## What to do
Reproduce only the data from the line with "cell: GLICOSE -6" up to and including the line with "187, 427, 204]", swapping "table-row" for "grid-row" and leaving everything else unchanged.

---- Given information

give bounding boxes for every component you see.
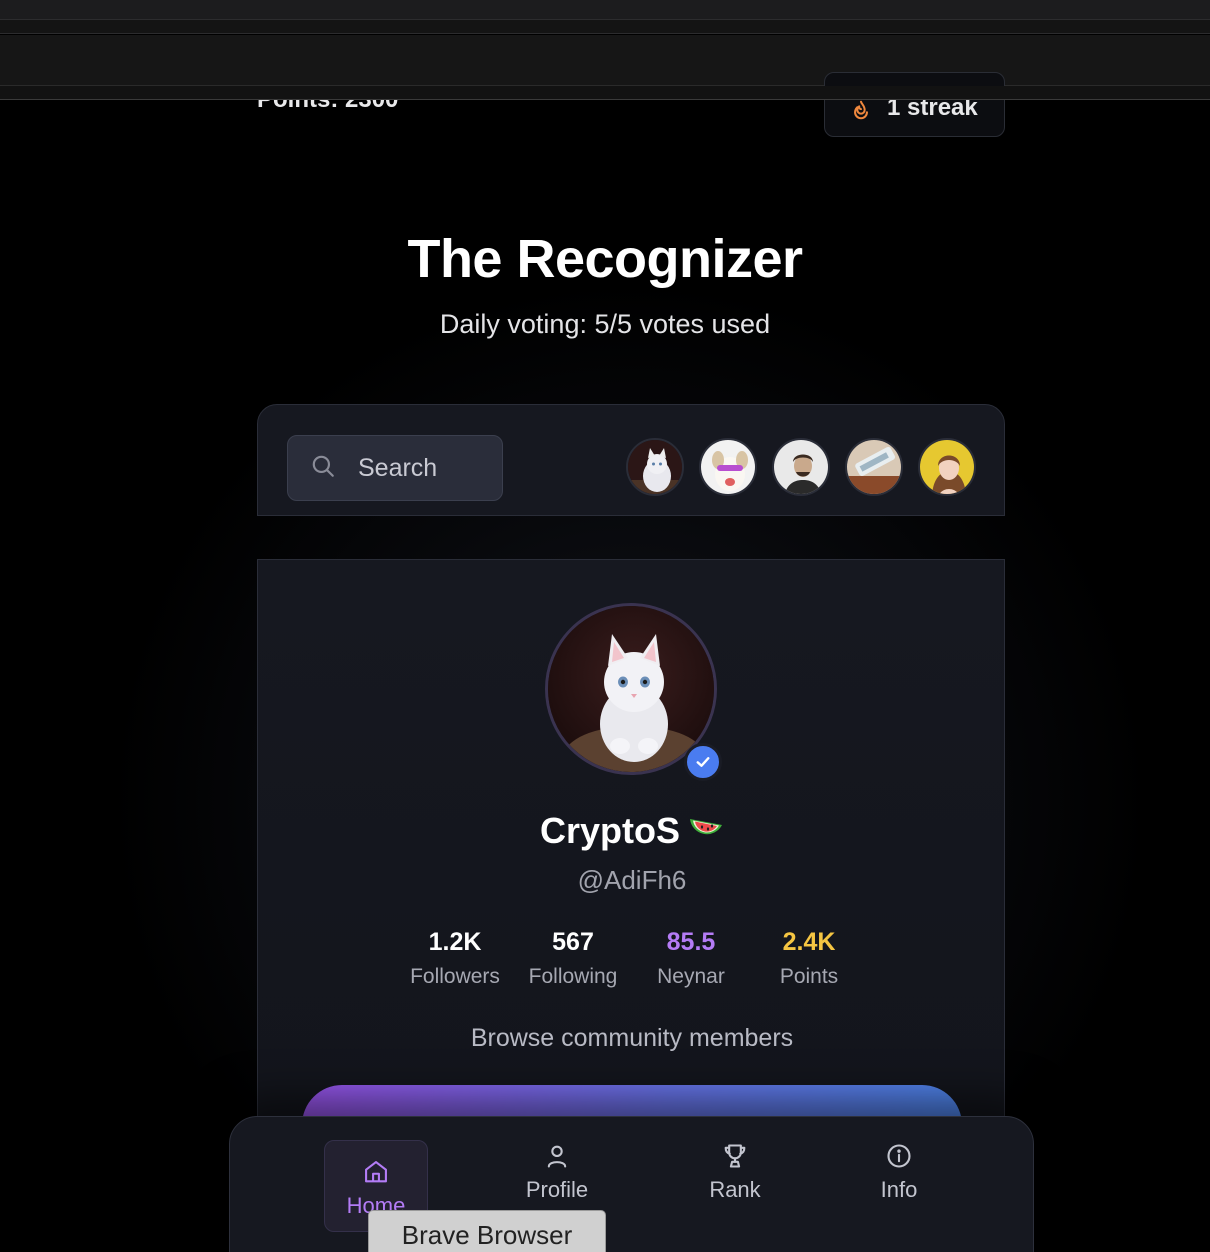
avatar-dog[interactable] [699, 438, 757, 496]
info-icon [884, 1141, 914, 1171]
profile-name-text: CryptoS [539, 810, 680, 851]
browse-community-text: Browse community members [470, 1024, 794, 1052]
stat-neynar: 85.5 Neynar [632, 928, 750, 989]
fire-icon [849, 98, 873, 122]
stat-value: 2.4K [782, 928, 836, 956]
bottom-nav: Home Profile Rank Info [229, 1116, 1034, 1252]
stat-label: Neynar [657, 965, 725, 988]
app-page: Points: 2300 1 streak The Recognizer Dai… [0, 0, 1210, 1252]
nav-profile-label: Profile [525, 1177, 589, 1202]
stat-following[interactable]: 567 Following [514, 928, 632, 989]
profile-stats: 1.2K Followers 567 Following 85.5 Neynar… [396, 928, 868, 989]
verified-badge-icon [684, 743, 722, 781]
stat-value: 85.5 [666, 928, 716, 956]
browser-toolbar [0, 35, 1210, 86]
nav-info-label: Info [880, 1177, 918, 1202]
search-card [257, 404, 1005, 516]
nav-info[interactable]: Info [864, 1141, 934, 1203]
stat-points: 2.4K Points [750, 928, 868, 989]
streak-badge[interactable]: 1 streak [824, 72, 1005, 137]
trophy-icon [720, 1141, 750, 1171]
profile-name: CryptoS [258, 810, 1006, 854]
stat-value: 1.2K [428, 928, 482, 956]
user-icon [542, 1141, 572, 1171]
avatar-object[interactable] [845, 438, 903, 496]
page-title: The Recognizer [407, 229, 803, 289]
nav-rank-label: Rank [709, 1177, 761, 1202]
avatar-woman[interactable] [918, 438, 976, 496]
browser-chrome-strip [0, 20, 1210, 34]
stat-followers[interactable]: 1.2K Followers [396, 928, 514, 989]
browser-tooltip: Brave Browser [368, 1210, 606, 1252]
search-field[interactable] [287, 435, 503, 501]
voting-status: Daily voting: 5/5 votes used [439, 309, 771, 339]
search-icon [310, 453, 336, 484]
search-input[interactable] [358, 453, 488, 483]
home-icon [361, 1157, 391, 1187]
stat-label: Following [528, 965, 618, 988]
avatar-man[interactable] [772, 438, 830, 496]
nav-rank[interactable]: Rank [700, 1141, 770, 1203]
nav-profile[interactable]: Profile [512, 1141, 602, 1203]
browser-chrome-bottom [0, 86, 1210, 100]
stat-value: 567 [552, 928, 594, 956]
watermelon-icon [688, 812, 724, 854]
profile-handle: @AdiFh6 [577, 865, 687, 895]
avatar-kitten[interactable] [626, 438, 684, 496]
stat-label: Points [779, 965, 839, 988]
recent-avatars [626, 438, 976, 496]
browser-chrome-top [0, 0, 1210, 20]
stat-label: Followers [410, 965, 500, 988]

--------
---- Given information

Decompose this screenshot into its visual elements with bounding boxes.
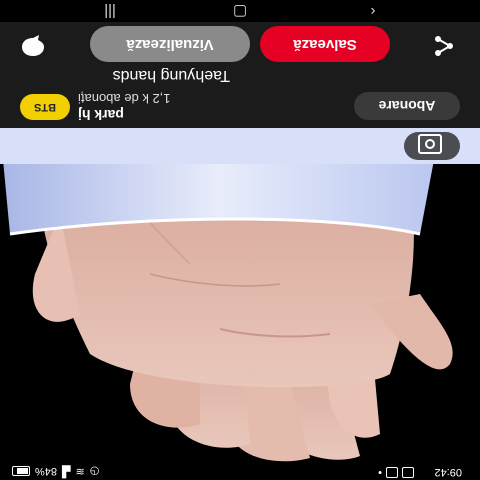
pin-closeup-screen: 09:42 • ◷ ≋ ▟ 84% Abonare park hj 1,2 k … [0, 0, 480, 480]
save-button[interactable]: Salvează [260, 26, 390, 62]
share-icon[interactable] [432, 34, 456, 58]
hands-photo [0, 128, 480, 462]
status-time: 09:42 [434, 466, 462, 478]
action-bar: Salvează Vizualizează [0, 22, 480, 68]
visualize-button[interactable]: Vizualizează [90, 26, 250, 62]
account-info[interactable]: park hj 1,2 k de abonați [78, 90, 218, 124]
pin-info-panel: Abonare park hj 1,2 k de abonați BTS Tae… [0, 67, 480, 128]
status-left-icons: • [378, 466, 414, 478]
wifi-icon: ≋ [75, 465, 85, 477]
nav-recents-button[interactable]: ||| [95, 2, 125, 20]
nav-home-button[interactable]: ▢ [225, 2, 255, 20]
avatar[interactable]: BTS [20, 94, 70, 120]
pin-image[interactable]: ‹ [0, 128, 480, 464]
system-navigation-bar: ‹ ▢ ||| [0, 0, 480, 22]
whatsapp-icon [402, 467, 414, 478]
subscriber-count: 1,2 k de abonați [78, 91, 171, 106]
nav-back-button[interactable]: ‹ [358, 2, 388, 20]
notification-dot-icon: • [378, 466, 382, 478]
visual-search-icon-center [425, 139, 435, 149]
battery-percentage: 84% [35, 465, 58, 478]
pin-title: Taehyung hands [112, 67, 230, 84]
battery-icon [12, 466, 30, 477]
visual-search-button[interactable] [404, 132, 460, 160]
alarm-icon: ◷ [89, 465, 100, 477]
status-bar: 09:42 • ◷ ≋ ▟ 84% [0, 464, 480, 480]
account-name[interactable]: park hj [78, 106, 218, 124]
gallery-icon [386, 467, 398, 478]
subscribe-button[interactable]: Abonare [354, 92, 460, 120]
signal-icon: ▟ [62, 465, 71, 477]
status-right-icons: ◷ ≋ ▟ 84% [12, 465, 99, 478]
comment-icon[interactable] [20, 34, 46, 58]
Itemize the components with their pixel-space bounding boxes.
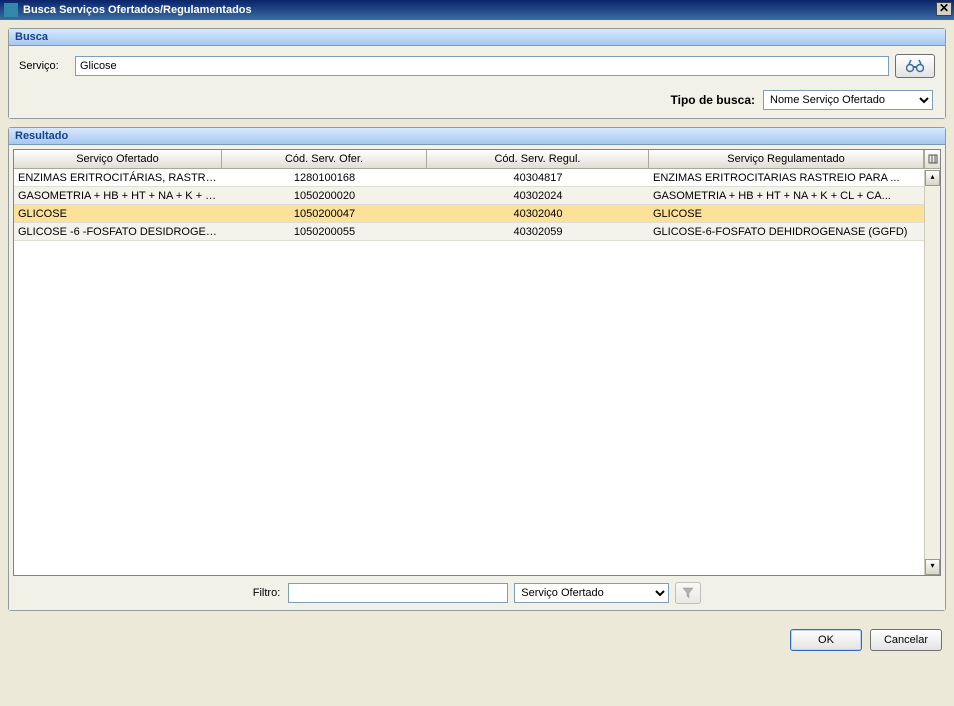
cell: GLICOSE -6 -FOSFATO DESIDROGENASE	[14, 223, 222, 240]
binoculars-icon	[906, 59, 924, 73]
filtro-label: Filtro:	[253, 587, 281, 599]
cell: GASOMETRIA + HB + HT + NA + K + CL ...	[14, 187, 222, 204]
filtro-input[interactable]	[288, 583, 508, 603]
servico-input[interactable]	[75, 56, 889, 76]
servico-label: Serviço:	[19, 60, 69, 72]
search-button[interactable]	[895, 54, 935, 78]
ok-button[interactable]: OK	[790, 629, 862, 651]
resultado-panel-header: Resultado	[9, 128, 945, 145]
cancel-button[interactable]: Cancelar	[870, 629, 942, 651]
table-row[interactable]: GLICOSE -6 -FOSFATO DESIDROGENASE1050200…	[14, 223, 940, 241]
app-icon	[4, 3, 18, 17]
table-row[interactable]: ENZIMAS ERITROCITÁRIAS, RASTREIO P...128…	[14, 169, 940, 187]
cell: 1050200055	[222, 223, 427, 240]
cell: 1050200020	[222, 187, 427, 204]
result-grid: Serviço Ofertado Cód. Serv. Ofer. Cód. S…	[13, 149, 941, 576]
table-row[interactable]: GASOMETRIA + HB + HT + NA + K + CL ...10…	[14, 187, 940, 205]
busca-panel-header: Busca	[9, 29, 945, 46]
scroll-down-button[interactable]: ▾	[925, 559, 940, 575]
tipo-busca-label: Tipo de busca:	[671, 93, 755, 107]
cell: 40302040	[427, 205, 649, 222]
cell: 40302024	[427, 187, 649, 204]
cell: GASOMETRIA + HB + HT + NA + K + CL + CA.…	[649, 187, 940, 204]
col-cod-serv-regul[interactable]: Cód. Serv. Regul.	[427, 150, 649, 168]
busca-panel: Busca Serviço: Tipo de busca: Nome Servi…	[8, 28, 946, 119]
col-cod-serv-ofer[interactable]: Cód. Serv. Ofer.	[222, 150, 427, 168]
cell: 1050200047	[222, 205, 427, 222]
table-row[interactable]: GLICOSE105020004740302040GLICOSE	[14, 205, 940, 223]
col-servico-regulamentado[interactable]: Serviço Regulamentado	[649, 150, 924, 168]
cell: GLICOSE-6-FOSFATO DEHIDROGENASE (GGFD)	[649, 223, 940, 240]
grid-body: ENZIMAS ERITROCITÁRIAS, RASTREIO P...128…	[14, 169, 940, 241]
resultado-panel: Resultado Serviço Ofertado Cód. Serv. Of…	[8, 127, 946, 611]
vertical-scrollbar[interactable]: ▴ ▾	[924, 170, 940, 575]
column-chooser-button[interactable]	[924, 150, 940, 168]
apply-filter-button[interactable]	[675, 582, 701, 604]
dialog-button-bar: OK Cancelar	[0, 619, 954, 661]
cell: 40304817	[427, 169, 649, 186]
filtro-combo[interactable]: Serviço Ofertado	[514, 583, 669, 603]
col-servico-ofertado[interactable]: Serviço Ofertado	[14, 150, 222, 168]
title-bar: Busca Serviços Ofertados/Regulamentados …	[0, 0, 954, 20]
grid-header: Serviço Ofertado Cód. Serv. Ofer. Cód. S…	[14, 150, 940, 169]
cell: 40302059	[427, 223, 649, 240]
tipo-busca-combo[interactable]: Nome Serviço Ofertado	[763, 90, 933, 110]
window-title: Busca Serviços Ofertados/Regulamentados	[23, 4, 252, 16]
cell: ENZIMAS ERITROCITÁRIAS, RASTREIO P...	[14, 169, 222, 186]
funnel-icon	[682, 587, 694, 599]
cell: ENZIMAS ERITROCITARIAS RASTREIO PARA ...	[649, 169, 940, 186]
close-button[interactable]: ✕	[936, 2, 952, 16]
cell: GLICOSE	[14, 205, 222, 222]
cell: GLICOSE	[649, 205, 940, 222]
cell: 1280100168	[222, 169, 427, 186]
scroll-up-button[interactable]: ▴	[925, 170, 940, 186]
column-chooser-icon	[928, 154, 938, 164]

--------

## Right answer
cell: GLICOSE -6 -FOSFATO DESIDROGENASE	[14, 223, 222, 240]
binoculars-icon	[906, 59, 924, 73]
filtro-label: Filtro:	[253, 587, 281, 599]
cell: GASOMETRIA + HB + HT + NA + K + CL ...	[14, 187, 222, 204]
filtro-input[interactable]	[288, 583, 508, 603]
servico-input[interactable]	[75, 56, 889, 76]
servico-label: Serviço:	[19, 60, 69, 72]
search-button[interactable]	[895, 54, 935, 78]
ok-button[interactable]: OK	[790, 629, 862, 651]
resultado-panel-header: Resultado	[9, 128, 945, 145]
cancel-button[interactable]: Cancelar	[870, 629, 942, 651]
grid-row[interactable]: GLICOSE -6 -FOSFATO DESIDROGENASE1050200…	[14, 223, 940, 241]
app-icon	[4, 3, 18, 17]
grid-row[interactable]: ENZIMAS ERITROCITÁRIAS, RASTREIO P...128…	[14, 169, 940, 187]
cell: 1050200055	[222, 223, 427, 240]
cell: 1050200020	[222, 187, 427, 204]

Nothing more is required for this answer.